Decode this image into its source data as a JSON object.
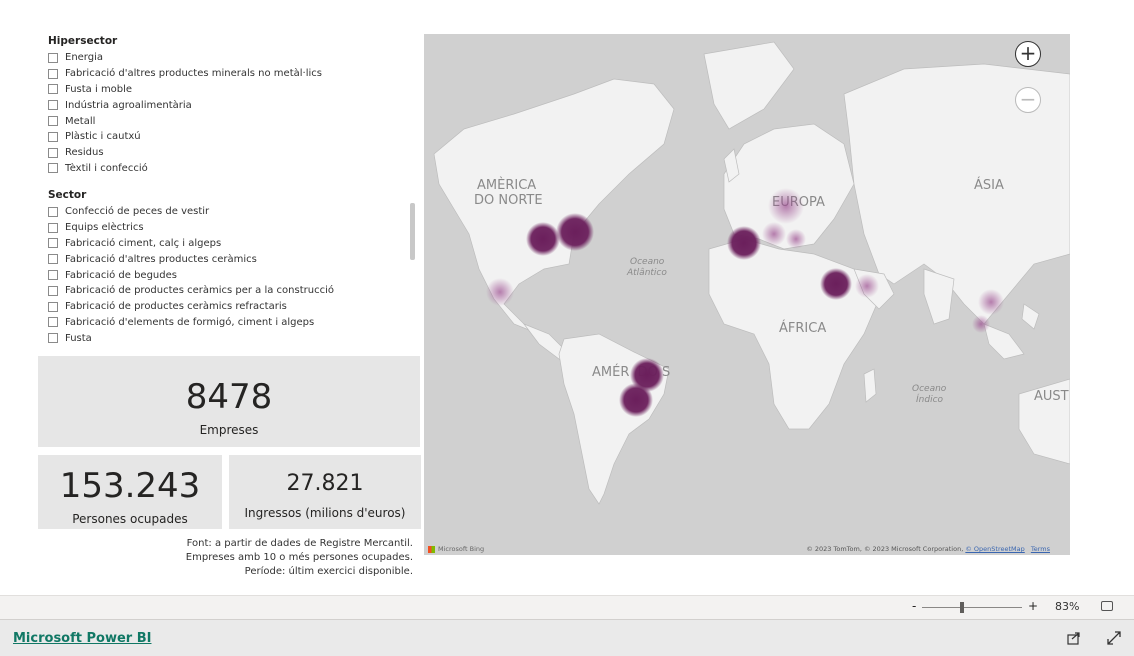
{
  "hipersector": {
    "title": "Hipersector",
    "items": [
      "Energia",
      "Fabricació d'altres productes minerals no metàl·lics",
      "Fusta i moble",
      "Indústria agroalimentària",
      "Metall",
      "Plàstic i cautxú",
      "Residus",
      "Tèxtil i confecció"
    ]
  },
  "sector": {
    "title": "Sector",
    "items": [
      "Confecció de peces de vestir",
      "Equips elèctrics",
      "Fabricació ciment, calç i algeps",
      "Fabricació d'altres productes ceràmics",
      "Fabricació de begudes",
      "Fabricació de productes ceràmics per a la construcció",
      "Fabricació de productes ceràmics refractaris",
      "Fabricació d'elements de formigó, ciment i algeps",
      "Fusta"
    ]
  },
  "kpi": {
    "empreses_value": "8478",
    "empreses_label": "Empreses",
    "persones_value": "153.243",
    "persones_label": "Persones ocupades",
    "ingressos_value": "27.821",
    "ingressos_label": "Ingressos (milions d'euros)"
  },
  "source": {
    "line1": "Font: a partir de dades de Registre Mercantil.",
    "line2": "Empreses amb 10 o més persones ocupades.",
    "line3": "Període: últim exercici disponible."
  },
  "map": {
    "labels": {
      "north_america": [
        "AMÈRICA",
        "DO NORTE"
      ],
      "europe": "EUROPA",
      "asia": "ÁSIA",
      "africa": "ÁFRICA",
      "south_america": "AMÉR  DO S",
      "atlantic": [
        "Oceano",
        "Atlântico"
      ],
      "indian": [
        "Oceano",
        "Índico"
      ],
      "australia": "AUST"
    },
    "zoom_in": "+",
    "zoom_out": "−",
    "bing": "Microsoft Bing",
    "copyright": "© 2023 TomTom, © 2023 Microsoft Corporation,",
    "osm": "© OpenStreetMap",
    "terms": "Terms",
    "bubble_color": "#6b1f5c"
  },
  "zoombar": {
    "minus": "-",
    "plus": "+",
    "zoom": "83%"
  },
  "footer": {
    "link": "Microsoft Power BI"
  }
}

**Exercise brief:**
Skip the images and write out the rest of the listing exactly.

**Result:**
Decode this image into its source data as a JSON object.
{
  "hipersector": {
    "title": "Hipersector",
    "items": [
      "Energia",
      "Fabricació d'altres productes minerals no metàl·lics",
      "Fusta i moble",
      "Indústria agroalimentària",
      "Metall",
      "Plàstic i cautxú",
      "Residus",
      "Tèxtil i confecció"
    ]
  },
  "sector": {
    "title": "Sector",
    "items": [
      "Confecció de peces de vestir",
      "Equips elèctrics",
      "Fabricació ciment, calç i algeps",
      "Fabricació d'altres productes ceràmics",
      "Fabricació de begudes",
      "Fabricació de productes ceràmics per a la construcció",
      "Fabricació de productes ceràmics refractaris",
      "Fabricació d'elements de formigó, ciment i algeps",
      "Fusta"
    ]
  },
  "kpi": {
    "empreses_value": "8478",
    "empreses_label": "Empreses",
    "persones_value": "153.243",
    "persones_label": "Persones ocupades",
    "ingressos_value": "27.821",
    "ingressos_label": "Ingressos (milions d'euros)"
  },
  "source": {
    "line1": "Font: a partir de dades de Registre Mercantil.",
    "line2": "Empreses amb 10 o més persones ocupades.",
    "line3": "Període: últim exercici disponible."
  },
  "map": {
    "labels": {
      "north_america": [
        "AMÈRICA",
        "DO NORTE"
      ],
      "europe": "EUROPA",
      "asia": "ÁSIA",
      "africa": "ÁFRICA",
      "south_america": "AMÉR  DO S",
      "atlantic": [
        "Oceano",
        "Atlântico"
      ],
      "indian": [
        "Oceano",
        "Índico"
      ],
      "australia": "AUST"
    },
    "zoom_in": "+",
    "zoom_out": "−",
    "bing": "Microsoft Bing",
    "copyright": "© 2023 TomTom, © 2023 Microsoft Corporation,",
    "osm": "© OpenStreetMap",
    "terms": "Terms",
    "bubble_color": "#6b1f5c"
  },
  "zoombar": {
    "minus": "-",
    "plus": "+",
    "zoom": "83%"
  },
  "footer": {
    "link": "Microsoft Power BI"
  }
}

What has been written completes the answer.